Find each line containing the string "whether". Copy it.

Records supplied:
- - - - - - -

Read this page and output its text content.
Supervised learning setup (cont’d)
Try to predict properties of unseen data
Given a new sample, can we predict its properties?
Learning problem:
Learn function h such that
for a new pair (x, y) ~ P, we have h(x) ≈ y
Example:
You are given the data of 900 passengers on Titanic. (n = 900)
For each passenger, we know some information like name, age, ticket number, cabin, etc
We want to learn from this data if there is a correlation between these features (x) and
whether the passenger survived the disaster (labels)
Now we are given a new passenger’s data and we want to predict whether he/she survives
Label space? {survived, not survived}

- - - - - - -

Finished task:
whether the passenger survived the disaster (labels)
Now we are given a new passenger’s data and we want to predict whether he/she survives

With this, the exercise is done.